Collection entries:
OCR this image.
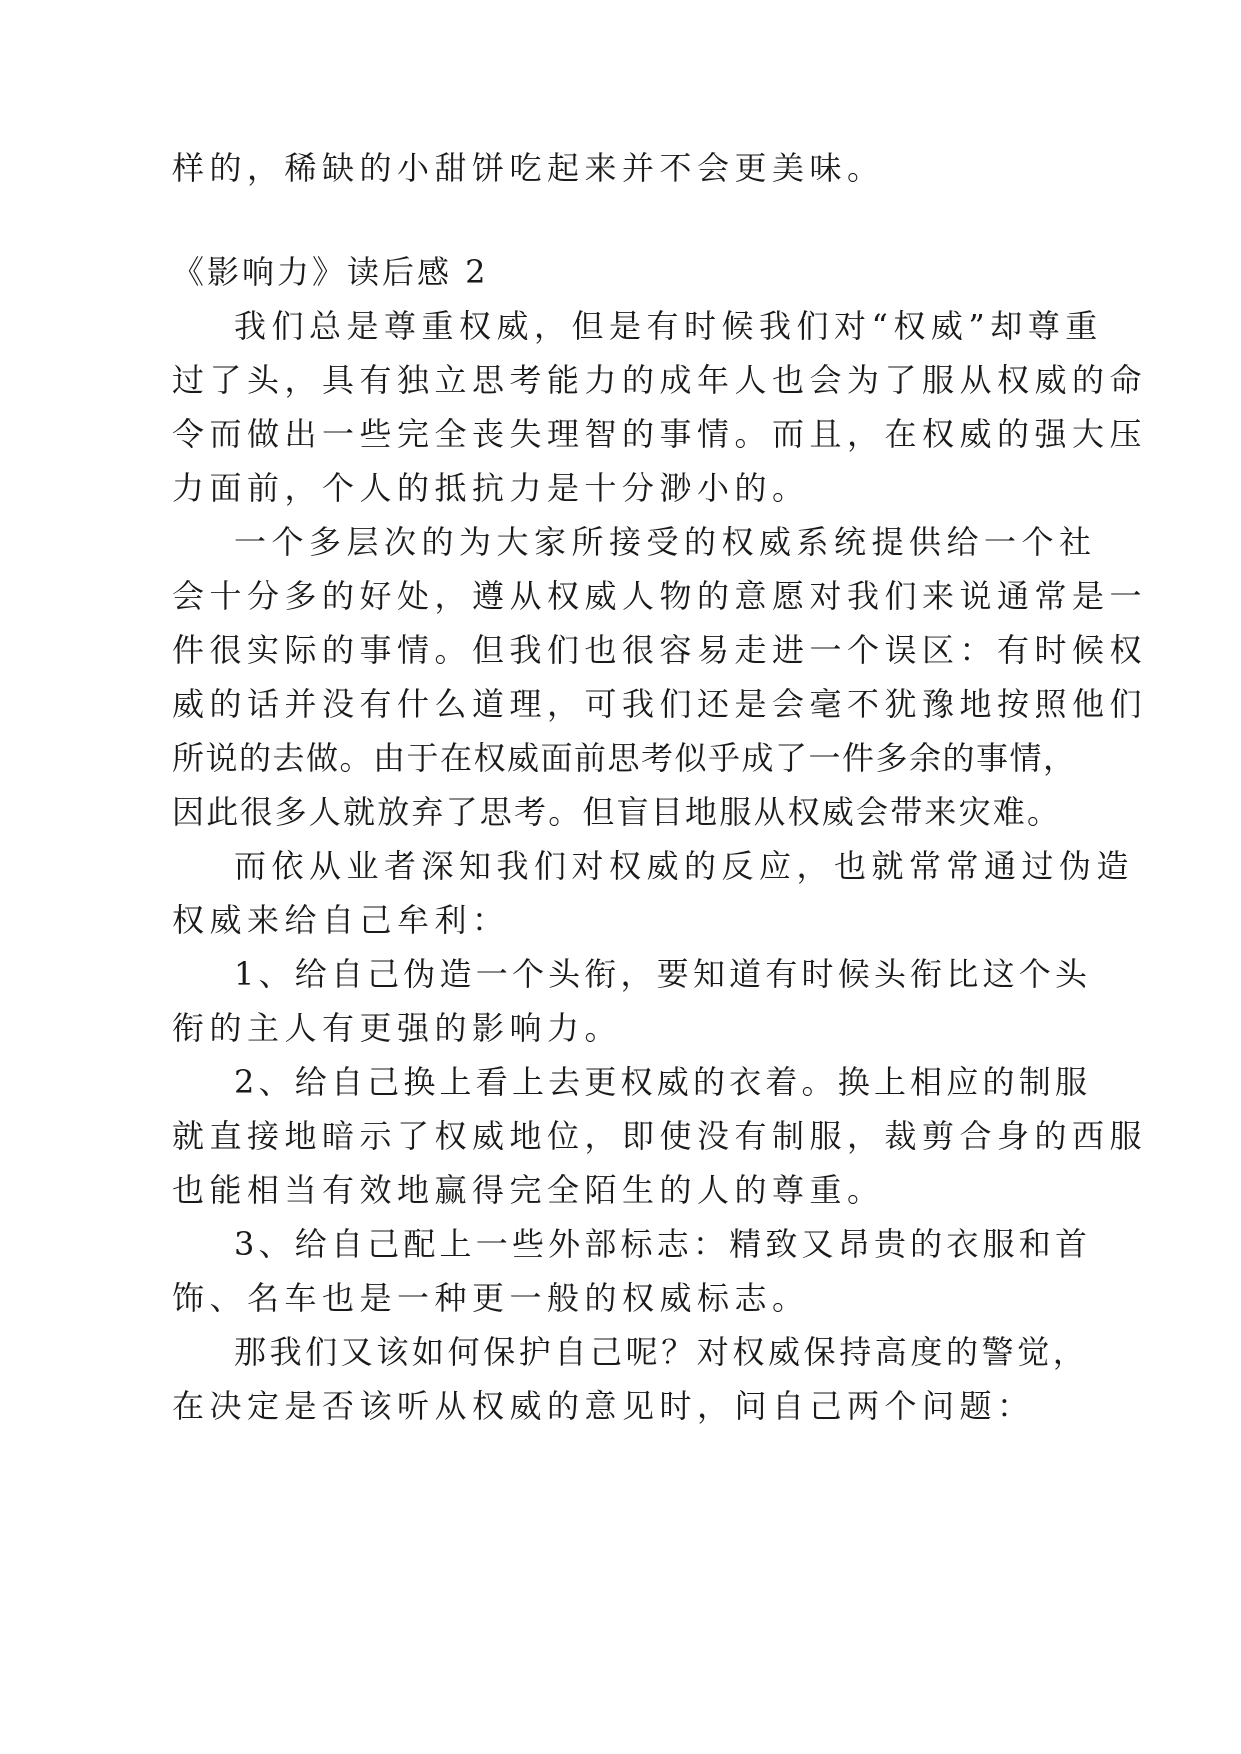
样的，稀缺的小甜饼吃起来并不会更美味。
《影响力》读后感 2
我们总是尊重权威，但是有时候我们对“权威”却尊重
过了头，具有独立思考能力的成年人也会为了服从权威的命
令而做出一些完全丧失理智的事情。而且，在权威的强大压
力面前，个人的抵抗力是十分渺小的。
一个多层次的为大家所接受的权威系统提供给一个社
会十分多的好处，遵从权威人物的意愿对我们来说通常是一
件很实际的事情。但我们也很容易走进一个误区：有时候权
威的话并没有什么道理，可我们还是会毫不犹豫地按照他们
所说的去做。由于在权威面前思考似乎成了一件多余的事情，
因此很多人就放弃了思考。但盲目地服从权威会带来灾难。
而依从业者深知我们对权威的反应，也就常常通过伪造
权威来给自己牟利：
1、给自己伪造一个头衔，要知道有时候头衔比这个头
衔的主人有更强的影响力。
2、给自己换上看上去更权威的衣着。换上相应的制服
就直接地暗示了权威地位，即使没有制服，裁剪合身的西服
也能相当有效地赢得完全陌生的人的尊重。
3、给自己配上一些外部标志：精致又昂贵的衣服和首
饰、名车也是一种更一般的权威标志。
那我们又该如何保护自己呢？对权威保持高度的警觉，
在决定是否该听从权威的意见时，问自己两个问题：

--- Work to complete ---
Pictures appear in the records above. Output everything except them, exactly.

--- Result for this exercise ---
OCR this image.
样的，稀缺的小甜饼吃起来并不会更美味。
《影响力》读后感 2
我们总是尊重权威，但是有时候我们对“权威”却尊重
过了头，具有独立思考能力的成年人也会为了服从权威的命
令而做出一些完全丧失理智的事情。而且，在权威的强大压
力面前，个人的抵抗力是十分渺小的。
一个多层次的为大家所接受的权威系统提供给一个社
会十分多的好处，遵从权威人物的意愿对我们来说通常是一
件很实际的事情。但我们也很容易走进一个误区：有时候权
威的话并没有什么道理，可我们还是会毫不犹豫地按照他们
所说的去做。由于在权威面前思考似乎成了一件多余的事情，
因此很多人就放弃了思考。但盲目地服从权威会带来灾难。
而依从业者深知我们对权威的反应，也就常常通过伪造
权威来给自己牟利：
1、给自己伪造一个头衔，要知道有时候头衔比这个头
衔的主人有更强的影响力。
2、给自己换上看上去更权威的衣着。换上相应的制服
就直接地暗示了权威地位，即使没有制服，裁剪合身的西服
也能相当有效地赢得完全陌生的人的尊重。
3、给自己配上一些外部标志：精致又昂贵的衣服和首
饰、名车也是一种更一般的权威标志。
那我们又该如何保护自己呢？对权威保持高度的警觉，
在决定是否该听从权威的意见时，问自己两个问题：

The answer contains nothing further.